| Excerpt to read |
Checking out SQL Server via empirical data points

Performance impact: the cost of NUMA remote memory access

These days if you get a new server-class machine to run SQL Server, you can almost be 100% sure that it’ll be running on NUMA hardware. The recent AMD Opteron and Intel Nehalem-based processors are all built on some form of NUMA architecture.

The current consensus is that as the number of processors grows, their shared memory bus can easily get congested and becomes a major impediment to scalability. NUMA hardware solves this scalability challenge by dividing the processors into groups, with each group having a private memory bus (or memory controller). Such a group of processors is often built into a single physical package, and known as a socket. By limiting the number of processors inside a group (or a socket), the congestion on the private memory bus can therefore be controlled. A NUMA hardware-based server scales by increasing the number of such processor groups and connect them via specially-designed high-speed interconnect. In AMD Opteron, the interconnect among the NUMA nodes is called HyperTransport, and in Intel Nehalem it’s called QuickPath interconnect.

Of course, there is a cost of connecting these sockets whether it’s with HyperTransport or with QuickPath. And that is, accessing memory on another NUMA node via the interconnect is slower than accessing memory local to the same NUMA node without going over an interconnect. Accessing memory on another NUMA node is called remote memory access, whereas accessing memory on the same NUMA node is called local memory access.

The exact cost differential between remote memory access and local memory access varies across processors and processor clock frequencies. For instance, this Dell whitepaper has some test results on the Xeon 5500 processors, showing that local memory access can have 40% higher bandwidth than remote memory access, and the latency of local memory access is around 70 nanoseconds whereas remote memory access has a latency of about 100 nanoseconds.

On your system, you may not be able to run a memory benchmark to measure the local to remote memory access differential. But you can get a rough idea using a free Sysinternals tool called CoreInfo, which you can download from Microsoft. In particular, the CoreInfo output has a section on approximate cross-NUMA node access cost. On my test server, it looks like the following:

Calculating Cross-NUMA Node Access Cost...
Approximate Cross-NUMA Node Access Cost (relative to fastest):
     00  01
00: 1.0 1.2
01: 1.3 1.0

You may get slightly different results across multiple runs of CoreInfo even on the same system. But the above result shows that, for instance, accessing memory node 00 from node 01 is about 30% more expensive than accessing memory local to node 00.

Objective

The question that a SQL Server professional may ask is: how should I expect this local-to-remote memory access cost differential to show up in a SQL Server workload?

The exact impact, of course, depends on many factors. Nonetheless, it would be nice to get a feel for the worst case scenario.

A worst case scenario is when SQL Server has to do 100% remote memory access in order to process a query. That is, the workers that process the queries from a workload are all running on one NUMA node, while the pages for the database are all cached in memory local to another NUMA node.

| What to work on |
1) According to the article on NUMA remote memory access, what is the interconnect among NUMA nodes called in Intel Nehalem?
2) Extend the article on NUMA remote memory access by writing what follows its last sentence.

| Given entries |

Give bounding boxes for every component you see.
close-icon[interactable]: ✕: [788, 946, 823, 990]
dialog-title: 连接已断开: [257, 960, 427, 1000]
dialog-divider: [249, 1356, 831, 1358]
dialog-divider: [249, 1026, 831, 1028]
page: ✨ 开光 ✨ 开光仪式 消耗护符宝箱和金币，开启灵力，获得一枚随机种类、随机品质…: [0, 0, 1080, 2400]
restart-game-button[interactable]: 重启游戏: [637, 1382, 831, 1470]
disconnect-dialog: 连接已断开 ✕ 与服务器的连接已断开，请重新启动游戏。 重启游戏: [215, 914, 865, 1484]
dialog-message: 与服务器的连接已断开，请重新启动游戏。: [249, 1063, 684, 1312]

| Outputs in order |
1) QuickPath interconnect.

2)
I did some search to see what might have been said on this subject, but could not find any published empirical data points that show the performance impact of remote memory access on a SQL Server workload. So I decided to construct a test and find it out myself. This post reports the findings from the test.

Test Environment

A brief summary of the test environment is in order. The test server is an HP ProLiant 360 G7 with two Intel Xeon X5690 (Westmere-EP) processors at 3.47GHz. Since hyperthreading is enabled, each socket has 12 logical processors. The total physical memory is 64GB in eight 8GB DDR3 modules, four modules (or 32GB in total) per socket. Each X5690 processor (or socket) has six cores ad 12MB of L3 cache. The OS is Windows Server 2008 R2 Enterprise X64 Edition with Service Pack 1. The DBMS is Microsoft SQL Server 2008 R2 Enterprise X64 Edition (10.50.1600). Max server memory is set to 50,000MB for the SQL Server instance.

Test Setup

To prepare for the test, the steps outlined below are followed:

  1. Follow the BOL article,  How to: Configure the Database Engine to Listen on Multiple TCP Ports, to configure the SQL Server instance to listen on two additional ports: 50001 and 50002.
  2. Follow the BOL article, How to: Map TCP/IP Ports to NUMA Nodes, to configure the SQL Server instance to affinitize connections to port 50001 to node 1, and connections to port 50002 to node 2.
  3. Restart the SQL Server instance, and verify that it’s listening on ports 50001 and 50002.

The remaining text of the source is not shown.